[[ EXTRACTED TEXT open ]]

Waaaah Ricky, our movie’s terrible! 1

Lucille Ball, held hostage in Aaron Sorkin’s brain in ‘Being The Ricardos’ (2021)

So, count them, there are two movies now available, and curiously, both are streaming on Prime video. The first to be released was the biopic written and directed by Aaron Sorkin, Being The Ricardos. My notes written shortly after viewing here:

Well, it’s not fun. That’s for starters. The biopic/docudrama/dress-up-like-real-people-of-the-past movie, so greatly anticipated for all kinds of cultural reasons, is not just bad. It’s a bomb. It’s a stinker. It is relentlessly dark (ya’d never know these two people live in Los Angeles), it is relentlessly talky. It’s inert. it’s listless, it’s a downer. That’s what it is. What it isn’t is sexy, funny, charming, adorable, lively, or really insightful.

With all due respect to Nicole Kidman, this otherwise excellent actress, revered nearly universally, got in way over her head playing the even-more-revered Lucille Ball. How can a woman who has treated her face with chemicals, to the degree that none of her muscles operate independently, play someone who made faces like this, below, for a living?

Lucille Ball may be crying because of the mis-characterization of her close, respectful, sisterly relationship with actress Vivian Vance in the Sorkin film. As Lucie Arnaz remembered:

We already did our dance critic’s review of Being The Ricardos here. It got a thumbs down.

[[ EXTRACTED TEXT closed ]]

● ACTIVITY LIST
1 - Print the passage of the Being The Ricardos review word for word, starting with "Waaaah Ricky, our" and going on through "or really insightful.".
2 - Write a continuation of the Being The Ricardos review that picks up right after its last sentence.

[[ INFORMATION SUPPLIED open ]]

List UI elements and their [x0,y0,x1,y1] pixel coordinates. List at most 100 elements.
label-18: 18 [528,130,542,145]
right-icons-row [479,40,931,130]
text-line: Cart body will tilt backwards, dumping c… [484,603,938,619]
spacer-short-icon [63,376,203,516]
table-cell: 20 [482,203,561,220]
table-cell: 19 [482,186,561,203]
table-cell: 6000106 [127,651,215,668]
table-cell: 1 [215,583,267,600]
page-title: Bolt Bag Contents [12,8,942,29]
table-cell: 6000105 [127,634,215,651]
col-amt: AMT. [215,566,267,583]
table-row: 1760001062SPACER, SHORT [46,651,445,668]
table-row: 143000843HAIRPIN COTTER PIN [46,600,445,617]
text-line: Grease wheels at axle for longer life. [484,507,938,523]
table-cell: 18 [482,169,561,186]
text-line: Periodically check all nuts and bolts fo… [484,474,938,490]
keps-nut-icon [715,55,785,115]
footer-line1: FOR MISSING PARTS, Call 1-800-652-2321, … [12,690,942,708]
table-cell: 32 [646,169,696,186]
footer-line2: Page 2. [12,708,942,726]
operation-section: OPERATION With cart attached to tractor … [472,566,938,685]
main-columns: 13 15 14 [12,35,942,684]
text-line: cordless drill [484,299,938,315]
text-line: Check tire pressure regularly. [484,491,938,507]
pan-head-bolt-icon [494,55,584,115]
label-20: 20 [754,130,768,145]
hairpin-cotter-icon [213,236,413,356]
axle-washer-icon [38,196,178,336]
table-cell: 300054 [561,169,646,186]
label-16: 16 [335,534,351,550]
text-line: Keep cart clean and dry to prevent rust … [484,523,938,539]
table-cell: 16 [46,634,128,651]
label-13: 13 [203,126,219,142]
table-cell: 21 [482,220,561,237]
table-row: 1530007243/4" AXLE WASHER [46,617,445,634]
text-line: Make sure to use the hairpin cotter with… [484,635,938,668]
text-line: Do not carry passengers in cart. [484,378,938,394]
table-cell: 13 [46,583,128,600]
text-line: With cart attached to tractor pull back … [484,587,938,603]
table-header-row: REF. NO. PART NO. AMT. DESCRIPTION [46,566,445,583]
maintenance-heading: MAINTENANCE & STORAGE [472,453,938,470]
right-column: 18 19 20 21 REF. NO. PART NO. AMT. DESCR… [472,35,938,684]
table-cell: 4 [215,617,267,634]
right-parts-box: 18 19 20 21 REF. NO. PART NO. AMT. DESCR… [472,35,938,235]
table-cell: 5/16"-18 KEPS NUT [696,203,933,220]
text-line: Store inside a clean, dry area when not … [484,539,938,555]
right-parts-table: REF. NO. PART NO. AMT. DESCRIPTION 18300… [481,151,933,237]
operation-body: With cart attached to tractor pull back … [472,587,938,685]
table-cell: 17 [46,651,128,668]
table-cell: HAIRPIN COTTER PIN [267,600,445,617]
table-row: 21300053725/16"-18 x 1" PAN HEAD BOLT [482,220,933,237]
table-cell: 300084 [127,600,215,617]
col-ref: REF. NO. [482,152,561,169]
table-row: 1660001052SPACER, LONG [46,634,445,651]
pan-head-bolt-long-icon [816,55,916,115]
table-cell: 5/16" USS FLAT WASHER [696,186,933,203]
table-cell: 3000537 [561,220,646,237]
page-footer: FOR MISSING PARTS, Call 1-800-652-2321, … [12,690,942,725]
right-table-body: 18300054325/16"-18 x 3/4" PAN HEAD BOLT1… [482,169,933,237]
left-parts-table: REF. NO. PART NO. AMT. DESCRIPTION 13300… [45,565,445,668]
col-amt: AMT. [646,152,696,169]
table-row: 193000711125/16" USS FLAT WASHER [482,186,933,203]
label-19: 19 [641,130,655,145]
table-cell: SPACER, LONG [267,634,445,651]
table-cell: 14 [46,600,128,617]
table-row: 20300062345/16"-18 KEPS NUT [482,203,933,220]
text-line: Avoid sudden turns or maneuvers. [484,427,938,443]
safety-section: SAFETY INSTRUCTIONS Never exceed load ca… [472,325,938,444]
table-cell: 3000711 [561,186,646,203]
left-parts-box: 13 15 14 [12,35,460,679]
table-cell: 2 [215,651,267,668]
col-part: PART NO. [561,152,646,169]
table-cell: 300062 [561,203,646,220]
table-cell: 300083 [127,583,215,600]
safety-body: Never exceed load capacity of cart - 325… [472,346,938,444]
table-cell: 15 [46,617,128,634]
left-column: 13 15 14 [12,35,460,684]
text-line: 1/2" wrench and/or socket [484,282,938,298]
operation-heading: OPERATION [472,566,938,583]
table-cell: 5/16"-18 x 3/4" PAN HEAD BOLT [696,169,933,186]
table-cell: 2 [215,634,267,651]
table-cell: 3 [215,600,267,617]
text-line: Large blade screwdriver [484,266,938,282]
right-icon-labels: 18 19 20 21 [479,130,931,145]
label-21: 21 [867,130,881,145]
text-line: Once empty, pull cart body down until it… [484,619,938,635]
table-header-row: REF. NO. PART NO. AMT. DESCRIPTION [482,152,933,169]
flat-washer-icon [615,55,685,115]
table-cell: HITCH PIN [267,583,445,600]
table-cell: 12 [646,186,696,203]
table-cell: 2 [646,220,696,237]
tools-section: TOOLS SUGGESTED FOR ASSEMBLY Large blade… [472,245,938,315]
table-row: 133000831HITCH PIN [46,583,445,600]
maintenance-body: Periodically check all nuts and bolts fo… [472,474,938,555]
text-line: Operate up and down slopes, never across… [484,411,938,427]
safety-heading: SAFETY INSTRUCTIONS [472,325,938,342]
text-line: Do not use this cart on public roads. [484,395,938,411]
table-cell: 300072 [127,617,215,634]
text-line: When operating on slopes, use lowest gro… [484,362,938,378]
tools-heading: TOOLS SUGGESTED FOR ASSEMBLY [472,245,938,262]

[[ INFORMATION SUPPLIED closed ]]

● OUTPUTS FOR THE TASKS
1 -
Waaaah Ricky, our movie’s terrible! 1

Lucille Ball, held hostage in Aaron Sorkin’s brain in ‘Being The Ricardos’ (2021)

So, count them, there are two movies now available, and curiously, both are streaming on Prime video. The first to be released was the biopic written and directed by Aaron Sorkin, Being The Ricardos. My notes written shortly after viewing here:

Well, it’s not fun. That’s for starters. The biopic/docudrama/dress-up-like-real-people-of-the-past movie, so greatly anticipated for all kinds of cultural reasons, is not just bad. It’s a bomb. It’s a stinker. It is relentlessly dark (ya’d never know these two people live in Los Angeles), it is relentlessly talky. It’s inert. it’s listless, it’s a downer. That’s what it is. What it isn’t is sexy, funny, charming, adorable, lively, or really insightful.

2 -
Luckily, PRIME is playing it both ways, airing a Lucy/Desi documentary, which, with a little luck, may help you forget Being the Ricardos. But there are other reasons to not miss Lucy and Desi. This new documentary, lovingly directed by Amy Poehler (but it’s far from sentimental), depicts a seemingly unstoppable romance between two creatives from very different worlds. They come together, make an insanely popular teevee show, have a pair of kids, and form a kingdom called Desilu. Then it sort of crumbles.

LUCY AND DESI | streaming on Prime Video starting March 4

One comment on “Waaaah Ricky, our movie’s terrible!

  1. David Mar 8,2022 1:20 pm

    Wow, thanks for articulating my thoughts exactly about the Sorkin film vs Poehler’s documentary. The doc is genuine, well researched, and thoughtful, and presents these two very talented and idiosyncratic people as the fascinating individuals they were. The film seems to be another work by Sorkin in which every character sounds, basically, like him: brusque, cold, intellectual, resentful, witty, and entirely without warmth. It seemed odd to filter the wide world of Desilu through Sorkin’s somewhat constrained emotional perspective.